### Work to be completed
Answer with nothing but the number of lines that include the word "ylabel".

### Recorded information
>> start
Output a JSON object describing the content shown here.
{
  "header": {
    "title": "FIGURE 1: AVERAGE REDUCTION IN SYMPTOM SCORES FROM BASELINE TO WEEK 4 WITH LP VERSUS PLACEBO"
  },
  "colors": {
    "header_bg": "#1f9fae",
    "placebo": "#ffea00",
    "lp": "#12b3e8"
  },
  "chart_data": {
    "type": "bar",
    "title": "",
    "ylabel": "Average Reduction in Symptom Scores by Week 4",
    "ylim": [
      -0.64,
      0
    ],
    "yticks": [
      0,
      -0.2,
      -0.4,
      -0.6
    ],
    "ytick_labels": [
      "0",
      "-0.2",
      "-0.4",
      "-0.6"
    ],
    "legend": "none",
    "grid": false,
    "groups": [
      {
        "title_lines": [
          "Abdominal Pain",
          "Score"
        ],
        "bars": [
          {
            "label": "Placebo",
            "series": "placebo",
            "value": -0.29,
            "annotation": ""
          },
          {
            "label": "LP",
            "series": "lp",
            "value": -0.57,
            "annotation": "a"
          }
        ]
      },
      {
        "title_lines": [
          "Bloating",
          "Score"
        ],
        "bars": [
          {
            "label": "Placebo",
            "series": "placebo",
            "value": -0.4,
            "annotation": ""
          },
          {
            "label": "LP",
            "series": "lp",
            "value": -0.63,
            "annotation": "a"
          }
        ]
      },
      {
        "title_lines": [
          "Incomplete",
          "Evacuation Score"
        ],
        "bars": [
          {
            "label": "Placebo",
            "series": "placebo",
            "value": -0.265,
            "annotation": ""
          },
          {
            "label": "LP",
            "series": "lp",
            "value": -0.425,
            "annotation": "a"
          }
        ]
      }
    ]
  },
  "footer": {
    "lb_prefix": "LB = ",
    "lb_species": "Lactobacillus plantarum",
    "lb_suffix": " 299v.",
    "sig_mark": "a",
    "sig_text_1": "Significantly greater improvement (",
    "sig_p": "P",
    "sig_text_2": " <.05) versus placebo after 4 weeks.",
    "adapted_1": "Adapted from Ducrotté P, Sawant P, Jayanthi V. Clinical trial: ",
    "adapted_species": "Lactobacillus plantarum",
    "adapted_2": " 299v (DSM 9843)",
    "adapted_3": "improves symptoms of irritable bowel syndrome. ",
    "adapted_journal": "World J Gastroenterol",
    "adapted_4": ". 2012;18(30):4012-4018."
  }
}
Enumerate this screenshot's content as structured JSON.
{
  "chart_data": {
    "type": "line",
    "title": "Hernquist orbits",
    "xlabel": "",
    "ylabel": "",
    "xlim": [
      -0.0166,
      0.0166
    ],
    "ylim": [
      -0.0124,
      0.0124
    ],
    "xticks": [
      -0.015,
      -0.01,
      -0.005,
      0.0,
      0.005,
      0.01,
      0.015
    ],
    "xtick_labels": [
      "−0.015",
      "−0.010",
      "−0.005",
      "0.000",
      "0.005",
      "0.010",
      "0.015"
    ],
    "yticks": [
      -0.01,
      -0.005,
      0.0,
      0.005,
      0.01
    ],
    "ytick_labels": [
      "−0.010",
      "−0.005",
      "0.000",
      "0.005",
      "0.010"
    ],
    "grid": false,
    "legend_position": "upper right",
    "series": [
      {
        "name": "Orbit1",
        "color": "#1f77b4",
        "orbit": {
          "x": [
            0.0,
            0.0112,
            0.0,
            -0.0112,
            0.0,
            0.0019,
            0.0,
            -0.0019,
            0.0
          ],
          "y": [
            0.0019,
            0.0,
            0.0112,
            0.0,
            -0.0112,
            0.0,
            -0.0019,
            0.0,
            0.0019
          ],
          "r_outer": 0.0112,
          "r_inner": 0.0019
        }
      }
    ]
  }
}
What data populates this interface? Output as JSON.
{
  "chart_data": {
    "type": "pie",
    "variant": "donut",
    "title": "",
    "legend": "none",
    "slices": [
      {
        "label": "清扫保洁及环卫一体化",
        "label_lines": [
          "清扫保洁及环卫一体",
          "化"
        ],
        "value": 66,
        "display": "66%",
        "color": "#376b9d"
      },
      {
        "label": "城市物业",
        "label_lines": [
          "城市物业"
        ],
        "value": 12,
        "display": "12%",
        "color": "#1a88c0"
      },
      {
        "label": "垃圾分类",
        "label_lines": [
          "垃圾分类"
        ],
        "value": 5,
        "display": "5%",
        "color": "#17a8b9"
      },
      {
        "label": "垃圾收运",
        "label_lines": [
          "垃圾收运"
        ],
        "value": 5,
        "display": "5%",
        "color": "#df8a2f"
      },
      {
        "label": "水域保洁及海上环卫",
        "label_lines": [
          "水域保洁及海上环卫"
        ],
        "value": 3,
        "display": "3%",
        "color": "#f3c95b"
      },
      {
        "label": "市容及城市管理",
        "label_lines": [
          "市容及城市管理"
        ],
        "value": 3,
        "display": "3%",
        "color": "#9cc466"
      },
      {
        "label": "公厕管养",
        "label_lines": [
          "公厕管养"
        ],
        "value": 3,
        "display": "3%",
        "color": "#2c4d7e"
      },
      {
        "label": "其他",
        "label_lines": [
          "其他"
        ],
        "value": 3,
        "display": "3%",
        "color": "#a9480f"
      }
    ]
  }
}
>> end
>> start
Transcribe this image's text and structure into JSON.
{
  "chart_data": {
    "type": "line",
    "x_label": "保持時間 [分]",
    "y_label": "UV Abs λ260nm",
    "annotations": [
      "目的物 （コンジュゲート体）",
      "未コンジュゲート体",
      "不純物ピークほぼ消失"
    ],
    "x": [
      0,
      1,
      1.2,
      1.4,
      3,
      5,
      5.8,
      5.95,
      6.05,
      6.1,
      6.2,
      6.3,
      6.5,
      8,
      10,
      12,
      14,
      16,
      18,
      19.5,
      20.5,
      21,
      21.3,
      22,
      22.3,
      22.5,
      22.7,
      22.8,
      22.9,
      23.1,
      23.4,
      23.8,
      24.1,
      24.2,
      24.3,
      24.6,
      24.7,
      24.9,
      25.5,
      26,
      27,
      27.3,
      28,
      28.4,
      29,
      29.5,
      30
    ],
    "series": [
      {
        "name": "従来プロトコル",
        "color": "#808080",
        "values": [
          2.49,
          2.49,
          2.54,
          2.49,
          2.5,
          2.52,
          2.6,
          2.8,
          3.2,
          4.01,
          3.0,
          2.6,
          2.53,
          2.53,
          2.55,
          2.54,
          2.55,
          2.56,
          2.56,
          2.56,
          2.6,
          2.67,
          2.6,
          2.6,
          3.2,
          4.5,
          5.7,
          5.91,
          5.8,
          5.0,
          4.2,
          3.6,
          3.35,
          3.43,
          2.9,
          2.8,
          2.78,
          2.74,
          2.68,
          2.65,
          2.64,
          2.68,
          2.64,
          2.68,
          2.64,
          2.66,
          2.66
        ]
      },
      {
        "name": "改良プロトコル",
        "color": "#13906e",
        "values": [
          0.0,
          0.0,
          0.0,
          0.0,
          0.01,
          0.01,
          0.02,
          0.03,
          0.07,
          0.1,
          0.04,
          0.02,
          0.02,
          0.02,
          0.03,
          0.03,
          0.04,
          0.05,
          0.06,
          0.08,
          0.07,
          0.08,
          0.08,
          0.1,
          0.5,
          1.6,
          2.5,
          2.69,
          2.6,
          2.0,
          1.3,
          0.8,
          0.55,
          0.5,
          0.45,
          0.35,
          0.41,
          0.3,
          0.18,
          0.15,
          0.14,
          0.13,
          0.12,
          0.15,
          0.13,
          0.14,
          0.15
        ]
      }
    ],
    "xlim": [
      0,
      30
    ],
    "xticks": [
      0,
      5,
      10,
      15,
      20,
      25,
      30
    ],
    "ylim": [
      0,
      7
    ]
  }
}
>> end
### Exercise result
2